> _Instructions for the task_:
Print, exactly and completely, every entry in the data.

> _Record set_:
--------------------------------------------------
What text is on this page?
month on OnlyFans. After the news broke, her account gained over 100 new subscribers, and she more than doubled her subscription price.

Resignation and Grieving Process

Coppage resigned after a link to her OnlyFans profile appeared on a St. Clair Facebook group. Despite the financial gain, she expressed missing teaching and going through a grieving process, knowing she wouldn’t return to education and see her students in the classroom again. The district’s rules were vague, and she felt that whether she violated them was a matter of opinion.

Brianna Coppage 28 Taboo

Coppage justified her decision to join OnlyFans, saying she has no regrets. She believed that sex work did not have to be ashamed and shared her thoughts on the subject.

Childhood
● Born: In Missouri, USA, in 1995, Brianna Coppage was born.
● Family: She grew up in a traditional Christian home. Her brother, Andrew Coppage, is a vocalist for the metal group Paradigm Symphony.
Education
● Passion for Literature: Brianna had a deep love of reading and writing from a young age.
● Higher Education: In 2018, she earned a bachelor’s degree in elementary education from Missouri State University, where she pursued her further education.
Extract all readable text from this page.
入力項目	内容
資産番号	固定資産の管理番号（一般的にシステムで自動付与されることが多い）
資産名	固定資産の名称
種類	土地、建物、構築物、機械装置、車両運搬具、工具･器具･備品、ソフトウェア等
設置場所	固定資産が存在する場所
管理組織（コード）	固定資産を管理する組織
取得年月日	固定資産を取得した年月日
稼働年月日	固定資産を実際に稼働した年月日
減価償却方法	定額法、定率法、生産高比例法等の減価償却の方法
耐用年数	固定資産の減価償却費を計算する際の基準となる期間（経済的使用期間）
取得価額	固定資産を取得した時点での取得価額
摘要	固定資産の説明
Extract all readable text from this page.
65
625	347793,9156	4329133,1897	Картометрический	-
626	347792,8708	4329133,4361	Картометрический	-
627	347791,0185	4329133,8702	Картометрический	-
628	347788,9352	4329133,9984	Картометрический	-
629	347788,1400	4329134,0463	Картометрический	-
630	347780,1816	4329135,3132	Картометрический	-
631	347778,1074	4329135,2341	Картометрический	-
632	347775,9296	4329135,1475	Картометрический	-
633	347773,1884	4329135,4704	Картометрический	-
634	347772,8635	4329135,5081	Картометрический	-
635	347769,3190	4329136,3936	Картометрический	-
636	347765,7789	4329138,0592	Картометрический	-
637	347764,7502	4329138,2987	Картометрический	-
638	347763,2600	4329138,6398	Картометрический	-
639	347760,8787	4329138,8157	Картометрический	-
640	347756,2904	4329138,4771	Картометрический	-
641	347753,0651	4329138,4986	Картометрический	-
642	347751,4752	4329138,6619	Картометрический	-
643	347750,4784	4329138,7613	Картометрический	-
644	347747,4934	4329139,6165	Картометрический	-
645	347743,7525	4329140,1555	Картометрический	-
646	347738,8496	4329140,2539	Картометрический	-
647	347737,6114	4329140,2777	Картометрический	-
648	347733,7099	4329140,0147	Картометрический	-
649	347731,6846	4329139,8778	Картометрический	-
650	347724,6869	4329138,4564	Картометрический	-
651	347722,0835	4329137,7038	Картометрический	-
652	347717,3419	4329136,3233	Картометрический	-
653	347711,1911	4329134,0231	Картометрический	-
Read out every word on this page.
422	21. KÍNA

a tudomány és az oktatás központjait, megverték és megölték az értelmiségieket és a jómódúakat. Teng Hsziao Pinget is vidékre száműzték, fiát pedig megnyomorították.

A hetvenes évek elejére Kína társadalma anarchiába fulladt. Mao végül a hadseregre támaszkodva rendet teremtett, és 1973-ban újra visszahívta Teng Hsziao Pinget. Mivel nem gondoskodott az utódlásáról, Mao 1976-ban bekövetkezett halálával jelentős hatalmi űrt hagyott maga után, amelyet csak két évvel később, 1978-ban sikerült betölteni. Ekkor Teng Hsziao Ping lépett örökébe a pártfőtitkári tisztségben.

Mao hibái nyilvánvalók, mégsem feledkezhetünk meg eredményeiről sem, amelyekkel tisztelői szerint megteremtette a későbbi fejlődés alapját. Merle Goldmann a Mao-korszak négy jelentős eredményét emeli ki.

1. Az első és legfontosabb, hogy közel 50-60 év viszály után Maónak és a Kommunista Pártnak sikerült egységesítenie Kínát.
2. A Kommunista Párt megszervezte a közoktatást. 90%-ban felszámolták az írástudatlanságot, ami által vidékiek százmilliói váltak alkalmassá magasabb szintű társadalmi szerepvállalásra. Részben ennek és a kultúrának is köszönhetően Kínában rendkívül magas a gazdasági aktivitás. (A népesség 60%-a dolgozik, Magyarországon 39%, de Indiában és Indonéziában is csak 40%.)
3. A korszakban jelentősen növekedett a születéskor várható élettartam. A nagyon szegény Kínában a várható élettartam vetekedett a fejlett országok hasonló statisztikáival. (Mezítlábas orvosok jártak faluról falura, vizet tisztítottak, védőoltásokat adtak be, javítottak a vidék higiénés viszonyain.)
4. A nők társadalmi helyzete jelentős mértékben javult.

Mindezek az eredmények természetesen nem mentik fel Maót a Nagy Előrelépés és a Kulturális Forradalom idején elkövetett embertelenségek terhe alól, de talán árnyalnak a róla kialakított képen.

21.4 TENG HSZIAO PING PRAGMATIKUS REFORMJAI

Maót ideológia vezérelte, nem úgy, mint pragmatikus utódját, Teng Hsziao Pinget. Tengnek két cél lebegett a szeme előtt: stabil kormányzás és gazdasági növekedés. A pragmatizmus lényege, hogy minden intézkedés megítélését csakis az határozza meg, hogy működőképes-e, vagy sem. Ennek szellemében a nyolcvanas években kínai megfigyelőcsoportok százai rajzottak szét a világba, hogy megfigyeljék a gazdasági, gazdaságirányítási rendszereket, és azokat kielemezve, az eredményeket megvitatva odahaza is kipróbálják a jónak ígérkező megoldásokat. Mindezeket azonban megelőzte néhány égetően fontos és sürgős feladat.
--------------------------------------------------
> _Answer_:
What text is on this page?
month on OnlyFans. After the news broke, her account gained over 100 new subscribers, and she more than doubled her subscription price.

Resignation and Grieving Process

Coppage resigned after a link to her OnlyFans profile appeared on a St. Clair Facebook group. Despite the financial gain, she expressed missing teaching and going through a grieving process, knowing she wouldn’t return to education and see her students in the classroom again. The district’s rules were vague, and she felt that whether she violated them was a matter of opinion.

Brianna Coppage 28 Taboo

Coppage justified her decision to join OnlyFans, saying she has no regrets. She believed that sex work did not have to be ashamed and shared her thoughts on the subject.

Childhood
● Born: In Missouri, USA, in 1995, Brianna Coppage was born.
● Family: She grew up in a traditional Christian home. Her brother, Andrew Coppage, is a vocalist for the metal group Paradigm Symphony.
Education
● Passion for Literature: Brianna had a deep love of reading and writing from a young age.
● Higher Education: In 2018, she earned a bachelor’s degree in elementary education from Missouri State University, where she pursued her further education.
Extract all readable text from this page.
入力項目	内容
資産番号	固定資産の管理番号（一般的にシステムで自動付与されることが多い）
資産名	固定資産の名称
種類	土地、建物、構築物、機械装置、車両運搬具、工具･器具･備品、ソフトウェア等
設置場所	固定資産が存在する場所
管理組織（コード）	固定資産を管理する組織
取得年月日	固定資産を取得した年月日
稼働年月日	固定資産を実際に稼働した年月日
減価償却方法	定額法、定率法、生産高比例法等の減価償却の方法
耐用年数	固定資産の減価償却費を計算する際の基準となる期間（経済的使用期間）
取得価額	固定資産を取得した時点での取得価額
摘要	固定資産の説明
Extract all readable text from this page.
65
625	347793,9156	4329133,1897	Картометрический	-
626	347792,8708	4329133,4361	Картометрический	-
627	347791,0185	4329133,8702	Картометрический	-
628	347788,9352	4329133,9984	Картометрический	-
629	347788,1400	4329134,0463	Картометрический	-
630	347780,1816	4329135,3132	Картометрический	-
631	347778,1074	4329135,2341	Картометрический	-
632	347775,9296	4329135,1475	Картометрический	-
633	347773,1884	4329135,4704	Картометрический	-
634	347772,8635	4329135,5081	Картометрический	-
635	347769,3190	4329136,3936	Картометрический	-
636	347765,7789	4329138,0592	Картометрический	-
637	347764,7502	4329138,2987	Картометрический	-
638	347763,2600	4329138,6398	Картометрический	-
639	347760,8787	4329138,8157	Картометрический	-
640	347756,2904	4329138,4771	Картометрический	-
641	347753,0651	4329138,4986	Картометрический	-
642	347751,4752	4329138,6619	Картометрический	-
643	347750,4784	4329138,7613	Картометрический	-
644	347747,4934	4329139,6165	Картометрический	-
645	347743,7525	4329140,1555	Картометрический	-
646	347738,8496	4329140,2539	Картометрический	-
647	347737,6114	4329140,2777	Картометрический	-
648	347733,7099	4329140,0147	Картометрический	-
649	347731,6846	4329139,8778	Картометрический	-
650	347724,6869	4329138,4564	Картометрический	-
651	347722,0835	4329137,7038	Картометрический	-
652	347717,3419	4329136,3233	Картометрический	-
653	347711,1911	4329134,0231	Картометрический	-
Read out every word on this page.
422	21. KÍNA

a tudomány és az oktatás központjait, megverték és megölték az értelmiségieket és a jómódúakat. Teng Hsziao Pinget is vidékre száműzték, fiát pedig megnyomorították.

A hetvenes évek elejére Kína társadalma anarchiába fulladt. Mao végül a hadseregre támaszkodva rendet teremtett, és 1973-ban újra visszahívta Teng Hsziao Pinget. Mivel nem gondoskodott az utódlásáról, Mao 1976-ban bekövetkezett halálával jelentős hatalmi űrt hagyott maga után, amelyet csak két évvel később, 1978-ban sikerült betölteni. Ekkor Teng Hsziao Ping lépett örökébe a pártfőtitkári tisztségben.

Mao hibái nyilvánvalók, mégsem feledkezhetünk meg eredményeiről sem, amelyekkel tisztelői szerint megteremtette a későbbi fejlődés alapját. Merle Goldmann a Mao-korszak négy jelentős eredményét emeli ki.

1. Az első és legfontosabb, hogy közel 50-60 év viszály után Maónak és a Kommunista Pártnak sikerült egységesítenie Kínát.
2. A Kommunista Párt megszervezte a közoktatást. 90%-ban felszámolták az írástudatlanságot, ami által vidékiek százmilliói váltak alkalmassá magasabb szintű társadalmi szerepvállalásra. Részben ennek és a kultúrának is köszönhetően Kínában rendkívül magas a gazdasági aktivitás. (A népesség 60%-a dolgozik, Magyarországon 39%, de Indiában és Indonéziában is csak 40%.)
3. A korszakban jelentősen növekedett a születéskor várható élettartam. A nagyon szegény Kínában a várható élettartam vetekedett a fejlett országok hasonló statisztikáival. (Mezítlábas orvosok jártak faluról falura, vizet tisztítottak, védőoltásokat adtak be, javítottak a vidék higiénés viszonyain.)
4. A nők társadalmi helyzete jelentős mértékben javult.

Mindezek az eredmények természetesen nem mentik fel Maót a Nagy Előrelépés és a Kulturális Forradalom idején elkövetett embertelenségek terhe alól, de talán árnyalnak a róla kialakított képen.

21.4 TENG HSZIAO PING PRAGMATIKUS REFORMJAI

Maót ideológia vezérelte, nem úgy, mint pragmatikus utódját, Teng Hsziao Pinget. Tengnek két cél lebegett a szeme előtt: stabil kormányzás és gazdasági növekedés. A pragmatizmus lényege, hogy minden intézkedés megítélését csakis az határozza meg, hogy működőképes-e, vagy sem. Ennek szellemében a nyolcvanas években kínai megfigyelőcsoportok százai rajzottak szét a világba, hogy megfigyeljék a gazdasági, gazdaságirányítási rendszereket, és azokat kielemezve, az eredményeket megvitatva odahaza is kipróbálják a jónak ígérkező megoldásokat. Mindezeket azonban megelőzte néhány égetően fontos és sürgős feladat.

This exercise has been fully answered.